**Aim**
How many lines in the entries below contain "cloud"? Answer with the number only.

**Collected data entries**
'''
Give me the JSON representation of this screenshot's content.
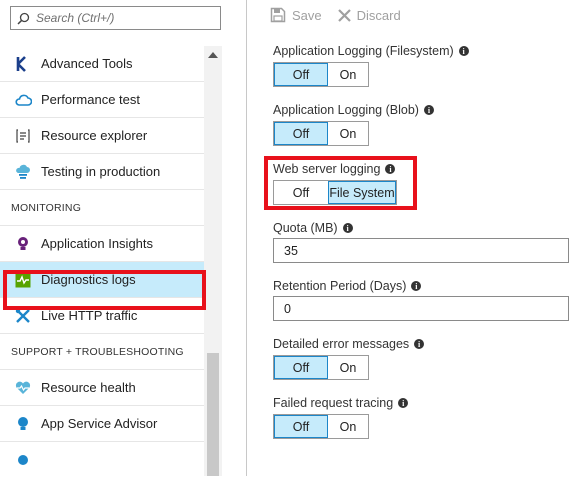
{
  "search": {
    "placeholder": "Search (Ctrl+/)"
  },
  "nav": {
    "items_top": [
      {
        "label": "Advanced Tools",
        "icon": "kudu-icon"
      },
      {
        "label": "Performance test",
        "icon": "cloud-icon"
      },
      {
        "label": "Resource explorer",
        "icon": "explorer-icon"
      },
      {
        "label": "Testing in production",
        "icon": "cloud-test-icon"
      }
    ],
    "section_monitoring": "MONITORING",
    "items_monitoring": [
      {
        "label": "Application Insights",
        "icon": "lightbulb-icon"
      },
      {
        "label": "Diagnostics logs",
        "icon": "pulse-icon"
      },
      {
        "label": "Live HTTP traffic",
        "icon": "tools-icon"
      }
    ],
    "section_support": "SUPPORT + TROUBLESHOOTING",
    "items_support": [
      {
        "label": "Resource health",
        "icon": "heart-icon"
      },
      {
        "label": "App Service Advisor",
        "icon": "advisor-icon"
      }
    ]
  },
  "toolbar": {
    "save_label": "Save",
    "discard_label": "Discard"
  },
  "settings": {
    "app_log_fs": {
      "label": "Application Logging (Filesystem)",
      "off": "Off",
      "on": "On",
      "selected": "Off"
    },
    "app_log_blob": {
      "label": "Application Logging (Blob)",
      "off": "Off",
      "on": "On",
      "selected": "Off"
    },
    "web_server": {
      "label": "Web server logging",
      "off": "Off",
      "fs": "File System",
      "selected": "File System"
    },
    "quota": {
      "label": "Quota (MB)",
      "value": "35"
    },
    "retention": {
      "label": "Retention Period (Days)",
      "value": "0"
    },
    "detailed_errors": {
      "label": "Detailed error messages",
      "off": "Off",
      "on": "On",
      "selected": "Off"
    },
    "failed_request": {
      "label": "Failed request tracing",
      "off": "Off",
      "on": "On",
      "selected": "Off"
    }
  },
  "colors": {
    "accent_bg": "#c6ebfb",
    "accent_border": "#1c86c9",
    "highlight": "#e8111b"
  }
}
'''
'''
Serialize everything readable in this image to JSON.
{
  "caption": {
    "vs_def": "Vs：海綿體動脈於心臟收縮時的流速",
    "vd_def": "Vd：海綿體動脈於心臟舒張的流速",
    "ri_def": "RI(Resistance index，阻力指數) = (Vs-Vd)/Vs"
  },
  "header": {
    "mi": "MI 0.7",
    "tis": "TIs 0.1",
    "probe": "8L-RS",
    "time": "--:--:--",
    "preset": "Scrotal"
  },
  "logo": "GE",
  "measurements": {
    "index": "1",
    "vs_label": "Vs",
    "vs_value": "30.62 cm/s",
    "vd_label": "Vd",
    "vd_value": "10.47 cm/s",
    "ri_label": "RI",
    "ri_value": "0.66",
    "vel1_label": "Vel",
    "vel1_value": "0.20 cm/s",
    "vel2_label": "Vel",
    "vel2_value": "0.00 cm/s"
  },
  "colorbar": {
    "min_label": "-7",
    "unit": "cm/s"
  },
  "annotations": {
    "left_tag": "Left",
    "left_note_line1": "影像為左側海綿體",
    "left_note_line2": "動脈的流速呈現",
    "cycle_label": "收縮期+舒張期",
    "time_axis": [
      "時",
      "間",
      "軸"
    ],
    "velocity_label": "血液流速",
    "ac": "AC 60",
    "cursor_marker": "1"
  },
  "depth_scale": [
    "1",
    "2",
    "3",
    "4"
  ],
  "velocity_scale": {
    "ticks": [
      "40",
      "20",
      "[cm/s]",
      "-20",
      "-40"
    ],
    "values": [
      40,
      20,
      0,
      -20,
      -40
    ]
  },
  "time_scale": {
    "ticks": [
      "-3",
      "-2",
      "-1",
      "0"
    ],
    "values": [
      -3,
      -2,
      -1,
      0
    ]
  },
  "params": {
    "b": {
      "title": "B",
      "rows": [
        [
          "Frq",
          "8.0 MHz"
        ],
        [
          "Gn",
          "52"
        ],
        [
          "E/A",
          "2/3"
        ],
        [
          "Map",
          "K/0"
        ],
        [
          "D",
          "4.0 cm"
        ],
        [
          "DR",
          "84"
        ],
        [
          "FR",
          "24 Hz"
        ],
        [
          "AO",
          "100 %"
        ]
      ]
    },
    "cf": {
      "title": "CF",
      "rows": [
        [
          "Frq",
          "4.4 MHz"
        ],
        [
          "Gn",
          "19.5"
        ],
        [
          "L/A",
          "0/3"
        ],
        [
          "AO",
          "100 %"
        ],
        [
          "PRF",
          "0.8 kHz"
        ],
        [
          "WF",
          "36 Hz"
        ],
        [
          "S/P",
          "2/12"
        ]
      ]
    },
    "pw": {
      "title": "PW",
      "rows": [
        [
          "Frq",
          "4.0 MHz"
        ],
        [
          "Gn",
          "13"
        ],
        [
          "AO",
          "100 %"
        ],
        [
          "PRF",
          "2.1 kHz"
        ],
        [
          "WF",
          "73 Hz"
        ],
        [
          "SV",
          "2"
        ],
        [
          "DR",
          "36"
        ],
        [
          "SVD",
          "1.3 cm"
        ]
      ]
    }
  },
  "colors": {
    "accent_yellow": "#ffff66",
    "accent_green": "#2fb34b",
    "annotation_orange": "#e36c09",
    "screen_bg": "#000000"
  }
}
'''
**Solution to this task**
2